◆ Stated goal A
Reproduce word for word the part of the passage on vocational education starting at "According to UNESCO, a" and ending at "productivity and competitiveness.".

By: Dr. Rulia Akhtar

Education stands as a crucial element in addressing worldwide poverty. It is universally acknowledged as the cornerstone for the technological, economic, social, and political advancement of nations. Countries across the globe acknowledge the necessity of incorporating practical and functional aspects into education, where the acquisition of skills and the development of competencies lead to increased productivity, fostering societal development, and elevating the per capita income of individuals. Nevertheless, diverse forms of education exist, and employing vocational education as a strategy to diminish poverty holds significant importance. Technical and Vocational Education and Training (TVET) emerge as pivotal components for nurturing a workforce equipped with skills essential for the contemporary job landscape, aiming to alleviate poverty levels, as outlined in Goal 1.

Dr. Rulia Akhtar

TVET is a systematic and targeted approach to learning with the aim of making individuals highly efficient in specific occupations and economic pursuits. This method expeditiously equips individuals to join the competitive workforce, enhancing their skills to adapt to the swiftly evolving technological landscape. Vocational training enables individuals to acquire specific skills tailored to various job types, particularly those in technical or trade-based fields such as electrical work or sewing.

According to UNESCO, a robust and high-quality TVET program represents a viable educational pathway capable of fostering sustainable empowerment. It is recognized as a potent force driving the productive sectors of an economy, serving as a key element in poverty reduction and empowerment, ultimately contributing to enhanced social and economic productivity and competitiveness.

Poverty can take many different forms. These include not having enough money or resources to support oneself, hunger, malnutrition, illness, lack of access to necessary services and education, high rates of illness and death, homelessness, and poor, dangerous, and damaged surroundings. Additionally, social discrimination and exclusion contribute to the multifaceted nature of poverty. Vocational and technical education is frequently characterized as an educational form designed to prepare individuals for employment in specific occupations or occupational groups. The cultivation of skills through vocational and technical education is now consistently emphasized as a top priority by education ministers in both developing and developed nations. Consequently, countries worldwide are actively working to promote TVET.

◆ Records provided

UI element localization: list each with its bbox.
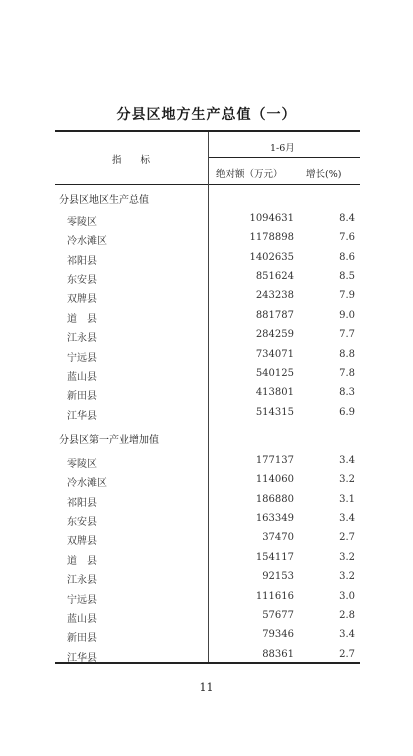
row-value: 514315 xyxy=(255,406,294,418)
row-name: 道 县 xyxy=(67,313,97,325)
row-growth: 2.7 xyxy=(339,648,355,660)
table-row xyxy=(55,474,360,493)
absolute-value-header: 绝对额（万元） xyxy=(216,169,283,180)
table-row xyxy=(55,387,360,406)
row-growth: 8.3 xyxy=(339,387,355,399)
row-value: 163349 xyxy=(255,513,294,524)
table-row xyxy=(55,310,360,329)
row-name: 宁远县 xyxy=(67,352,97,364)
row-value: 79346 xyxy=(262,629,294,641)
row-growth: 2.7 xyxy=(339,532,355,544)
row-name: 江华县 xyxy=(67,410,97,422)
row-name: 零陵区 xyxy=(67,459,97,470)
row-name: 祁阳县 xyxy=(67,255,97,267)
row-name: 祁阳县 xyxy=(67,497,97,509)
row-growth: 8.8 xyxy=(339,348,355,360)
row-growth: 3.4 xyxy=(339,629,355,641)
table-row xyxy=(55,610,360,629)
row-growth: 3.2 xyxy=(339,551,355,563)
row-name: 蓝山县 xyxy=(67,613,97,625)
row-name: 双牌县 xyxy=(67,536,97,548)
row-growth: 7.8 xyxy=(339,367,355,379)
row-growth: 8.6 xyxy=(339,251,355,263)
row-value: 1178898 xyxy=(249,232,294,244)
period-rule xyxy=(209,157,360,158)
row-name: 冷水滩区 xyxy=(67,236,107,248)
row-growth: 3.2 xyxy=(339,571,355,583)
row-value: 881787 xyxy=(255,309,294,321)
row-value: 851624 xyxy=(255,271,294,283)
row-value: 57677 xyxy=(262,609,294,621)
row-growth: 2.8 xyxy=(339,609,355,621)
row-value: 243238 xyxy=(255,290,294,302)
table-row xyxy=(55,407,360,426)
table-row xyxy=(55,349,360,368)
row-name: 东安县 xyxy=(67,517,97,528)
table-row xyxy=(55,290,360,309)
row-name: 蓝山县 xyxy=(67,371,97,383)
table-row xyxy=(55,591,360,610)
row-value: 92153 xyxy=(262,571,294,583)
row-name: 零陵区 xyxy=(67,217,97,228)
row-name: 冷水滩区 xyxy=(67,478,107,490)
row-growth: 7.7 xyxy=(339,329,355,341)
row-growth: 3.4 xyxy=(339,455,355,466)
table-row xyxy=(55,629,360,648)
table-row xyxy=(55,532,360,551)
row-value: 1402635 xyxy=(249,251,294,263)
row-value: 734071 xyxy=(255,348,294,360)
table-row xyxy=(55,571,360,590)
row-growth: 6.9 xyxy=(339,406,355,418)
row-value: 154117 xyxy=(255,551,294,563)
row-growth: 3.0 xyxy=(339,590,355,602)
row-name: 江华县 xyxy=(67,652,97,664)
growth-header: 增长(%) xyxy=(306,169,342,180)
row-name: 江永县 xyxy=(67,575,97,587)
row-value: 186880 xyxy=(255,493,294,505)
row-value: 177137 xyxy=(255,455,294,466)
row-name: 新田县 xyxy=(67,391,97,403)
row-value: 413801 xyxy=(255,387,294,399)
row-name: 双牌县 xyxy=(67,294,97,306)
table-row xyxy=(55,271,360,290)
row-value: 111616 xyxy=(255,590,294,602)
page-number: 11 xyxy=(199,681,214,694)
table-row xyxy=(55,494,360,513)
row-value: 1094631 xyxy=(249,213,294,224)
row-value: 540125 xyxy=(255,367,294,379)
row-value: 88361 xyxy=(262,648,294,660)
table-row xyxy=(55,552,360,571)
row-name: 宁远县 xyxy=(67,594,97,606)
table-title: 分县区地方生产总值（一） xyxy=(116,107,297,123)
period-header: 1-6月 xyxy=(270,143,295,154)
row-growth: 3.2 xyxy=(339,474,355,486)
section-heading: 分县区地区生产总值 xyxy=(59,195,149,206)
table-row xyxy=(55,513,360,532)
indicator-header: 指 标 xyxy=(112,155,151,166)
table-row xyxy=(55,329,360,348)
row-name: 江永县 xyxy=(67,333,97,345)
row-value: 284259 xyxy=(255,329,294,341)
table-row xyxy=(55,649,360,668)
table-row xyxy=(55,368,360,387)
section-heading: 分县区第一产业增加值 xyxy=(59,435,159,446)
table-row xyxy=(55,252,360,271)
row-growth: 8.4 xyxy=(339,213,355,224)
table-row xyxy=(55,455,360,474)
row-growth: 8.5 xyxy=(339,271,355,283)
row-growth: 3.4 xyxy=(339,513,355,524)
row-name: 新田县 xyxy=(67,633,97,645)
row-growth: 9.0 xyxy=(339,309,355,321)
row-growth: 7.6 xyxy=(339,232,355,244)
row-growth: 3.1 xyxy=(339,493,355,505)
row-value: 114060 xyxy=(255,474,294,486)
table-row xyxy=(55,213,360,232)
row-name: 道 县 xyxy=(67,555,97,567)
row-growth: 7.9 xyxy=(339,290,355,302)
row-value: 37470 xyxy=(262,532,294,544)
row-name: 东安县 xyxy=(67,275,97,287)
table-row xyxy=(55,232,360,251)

* * *

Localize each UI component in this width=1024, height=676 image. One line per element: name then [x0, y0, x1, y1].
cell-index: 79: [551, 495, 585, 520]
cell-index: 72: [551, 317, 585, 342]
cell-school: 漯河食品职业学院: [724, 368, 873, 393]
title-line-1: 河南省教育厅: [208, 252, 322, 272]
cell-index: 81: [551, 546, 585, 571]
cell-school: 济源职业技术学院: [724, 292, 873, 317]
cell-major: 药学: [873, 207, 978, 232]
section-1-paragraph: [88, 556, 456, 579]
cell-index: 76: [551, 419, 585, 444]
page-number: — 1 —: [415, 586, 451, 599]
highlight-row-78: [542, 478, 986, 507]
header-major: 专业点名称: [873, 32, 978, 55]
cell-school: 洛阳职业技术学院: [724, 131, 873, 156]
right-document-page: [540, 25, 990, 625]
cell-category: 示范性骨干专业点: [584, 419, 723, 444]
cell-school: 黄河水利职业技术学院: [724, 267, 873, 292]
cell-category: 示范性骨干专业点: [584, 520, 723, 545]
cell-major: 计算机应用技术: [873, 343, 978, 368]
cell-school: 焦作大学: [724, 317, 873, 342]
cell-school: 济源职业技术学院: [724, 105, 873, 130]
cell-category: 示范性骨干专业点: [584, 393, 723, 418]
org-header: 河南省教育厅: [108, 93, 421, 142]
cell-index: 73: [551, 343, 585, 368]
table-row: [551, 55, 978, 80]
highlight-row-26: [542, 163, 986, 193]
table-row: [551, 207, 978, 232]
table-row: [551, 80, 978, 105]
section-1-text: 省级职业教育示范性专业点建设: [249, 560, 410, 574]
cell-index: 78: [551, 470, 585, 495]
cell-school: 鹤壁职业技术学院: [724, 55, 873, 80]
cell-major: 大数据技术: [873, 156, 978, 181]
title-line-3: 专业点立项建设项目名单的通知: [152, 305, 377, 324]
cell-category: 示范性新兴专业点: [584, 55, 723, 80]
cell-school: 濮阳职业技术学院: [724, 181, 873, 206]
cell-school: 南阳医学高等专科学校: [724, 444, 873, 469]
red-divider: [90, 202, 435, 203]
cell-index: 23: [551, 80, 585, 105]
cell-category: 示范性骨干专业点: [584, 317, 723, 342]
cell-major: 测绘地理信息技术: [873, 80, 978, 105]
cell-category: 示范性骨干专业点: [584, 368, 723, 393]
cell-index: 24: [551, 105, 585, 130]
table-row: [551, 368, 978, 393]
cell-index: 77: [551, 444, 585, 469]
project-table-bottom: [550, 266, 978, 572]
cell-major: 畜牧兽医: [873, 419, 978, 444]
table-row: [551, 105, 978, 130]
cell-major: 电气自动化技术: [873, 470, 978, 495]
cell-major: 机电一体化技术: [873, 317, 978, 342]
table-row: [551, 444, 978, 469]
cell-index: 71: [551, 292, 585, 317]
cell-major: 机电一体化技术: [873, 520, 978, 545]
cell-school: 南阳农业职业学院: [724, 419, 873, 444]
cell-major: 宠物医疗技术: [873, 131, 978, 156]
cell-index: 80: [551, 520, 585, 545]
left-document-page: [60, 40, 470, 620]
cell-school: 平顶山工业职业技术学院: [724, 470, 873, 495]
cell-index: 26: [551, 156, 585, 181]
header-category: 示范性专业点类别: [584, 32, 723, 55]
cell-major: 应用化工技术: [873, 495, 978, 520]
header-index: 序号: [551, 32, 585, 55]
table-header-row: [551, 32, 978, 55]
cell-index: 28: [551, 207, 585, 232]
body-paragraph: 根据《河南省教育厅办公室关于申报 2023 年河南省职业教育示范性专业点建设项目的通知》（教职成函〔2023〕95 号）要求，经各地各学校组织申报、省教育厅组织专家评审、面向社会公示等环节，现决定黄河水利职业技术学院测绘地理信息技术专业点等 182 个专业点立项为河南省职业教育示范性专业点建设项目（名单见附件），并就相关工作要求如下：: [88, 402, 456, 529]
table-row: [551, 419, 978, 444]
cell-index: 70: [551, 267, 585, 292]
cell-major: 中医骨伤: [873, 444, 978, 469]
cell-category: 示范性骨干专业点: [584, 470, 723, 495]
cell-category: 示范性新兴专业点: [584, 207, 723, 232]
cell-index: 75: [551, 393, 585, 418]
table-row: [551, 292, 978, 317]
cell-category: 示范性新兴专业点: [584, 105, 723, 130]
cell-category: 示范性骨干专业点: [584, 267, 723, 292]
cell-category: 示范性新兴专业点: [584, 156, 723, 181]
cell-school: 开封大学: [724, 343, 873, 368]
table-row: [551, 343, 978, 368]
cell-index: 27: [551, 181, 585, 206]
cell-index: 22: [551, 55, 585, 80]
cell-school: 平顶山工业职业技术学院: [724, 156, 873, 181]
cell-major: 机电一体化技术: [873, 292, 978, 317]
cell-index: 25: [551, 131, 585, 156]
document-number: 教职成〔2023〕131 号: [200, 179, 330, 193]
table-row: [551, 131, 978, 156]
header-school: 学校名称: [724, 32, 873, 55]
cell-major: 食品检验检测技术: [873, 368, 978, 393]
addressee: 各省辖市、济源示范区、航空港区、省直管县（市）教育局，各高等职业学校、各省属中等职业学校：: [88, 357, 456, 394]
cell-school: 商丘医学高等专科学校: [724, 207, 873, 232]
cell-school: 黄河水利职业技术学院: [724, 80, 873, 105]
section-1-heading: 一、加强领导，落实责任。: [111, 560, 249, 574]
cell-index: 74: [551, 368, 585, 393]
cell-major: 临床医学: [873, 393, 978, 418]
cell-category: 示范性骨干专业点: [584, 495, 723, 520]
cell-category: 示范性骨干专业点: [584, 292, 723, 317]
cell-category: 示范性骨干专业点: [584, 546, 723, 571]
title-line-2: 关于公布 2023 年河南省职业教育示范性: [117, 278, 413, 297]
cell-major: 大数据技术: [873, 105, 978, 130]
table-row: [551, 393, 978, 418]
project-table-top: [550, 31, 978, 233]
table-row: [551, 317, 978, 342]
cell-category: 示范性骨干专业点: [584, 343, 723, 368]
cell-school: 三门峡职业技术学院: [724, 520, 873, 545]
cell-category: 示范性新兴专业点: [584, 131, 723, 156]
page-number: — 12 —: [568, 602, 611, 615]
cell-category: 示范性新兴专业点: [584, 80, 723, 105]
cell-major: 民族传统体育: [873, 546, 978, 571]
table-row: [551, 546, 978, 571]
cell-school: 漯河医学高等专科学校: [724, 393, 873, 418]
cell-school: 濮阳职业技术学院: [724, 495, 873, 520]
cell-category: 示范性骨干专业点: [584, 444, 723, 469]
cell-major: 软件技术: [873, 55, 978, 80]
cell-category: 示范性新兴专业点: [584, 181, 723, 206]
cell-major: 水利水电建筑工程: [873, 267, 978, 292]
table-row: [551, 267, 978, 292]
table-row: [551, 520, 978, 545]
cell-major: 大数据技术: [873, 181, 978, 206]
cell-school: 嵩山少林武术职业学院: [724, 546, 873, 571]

◆ Stated goal B
Quote the listing lines starting at the line that contains "Localize each UI" and ending at the line that contains "cell-major: 计算机应用技术: [873, 343, 978, 368]", both included.

◆ Full output A
According to UNESCO, a robust and high-quality TVET program represents a viable educational pathway capable of fostering sustainable empowerment. It is recognized as a potent force driving the productive sectors of an economy, serving as a key element in poverty reduction and empowerment, ultimately contributing to enhanced social and economic productivity and competitiveness.

◆ Full output B
Localize each UI component in this width=1024, height=676 image. One line per element: name then [x0, y0, x1, y1].
cell-index: 79: [551, 495, 585, 520]
cell-index: 72: [551, 317, 585, 342]
cell-school: 漯河食品职业学院: [724, 368, 873, 393]
title-line-1: 河南省教育厅: [208, 252, 322, 272]
cell-index: 81: [551, 546, 585, 571]
cell-school: 济源职业技术学院: [724, 292, 873, 317]
cell-major: 药学: [873, 207, 978, 232]
section-1-paragraph: [88, 556, 456, 579]
cell-index: 76: [551, 419, 585, 444]
page-number: — 1 —: [415, 586, 451, 599]
highlight-row-78: [542, 478, 986, 507]
header-major: 专业点名称: [873, 32, 978, 55]
cell-school: 洛阳职业技术学院: [724, 131, 873, 156]
right-document-page: [540, 25, 990, 625]
cell-category: 示范性骨干专业点: [584, 419, 723, 444]
cell-school: 黄河水利职业技术学院: [724, 267, 873, 292]
cell-category: 示范性骨干专业点: [584, 520, 723, 545]
cell-major: 计算机应用技术: [873, 343, 978, 368]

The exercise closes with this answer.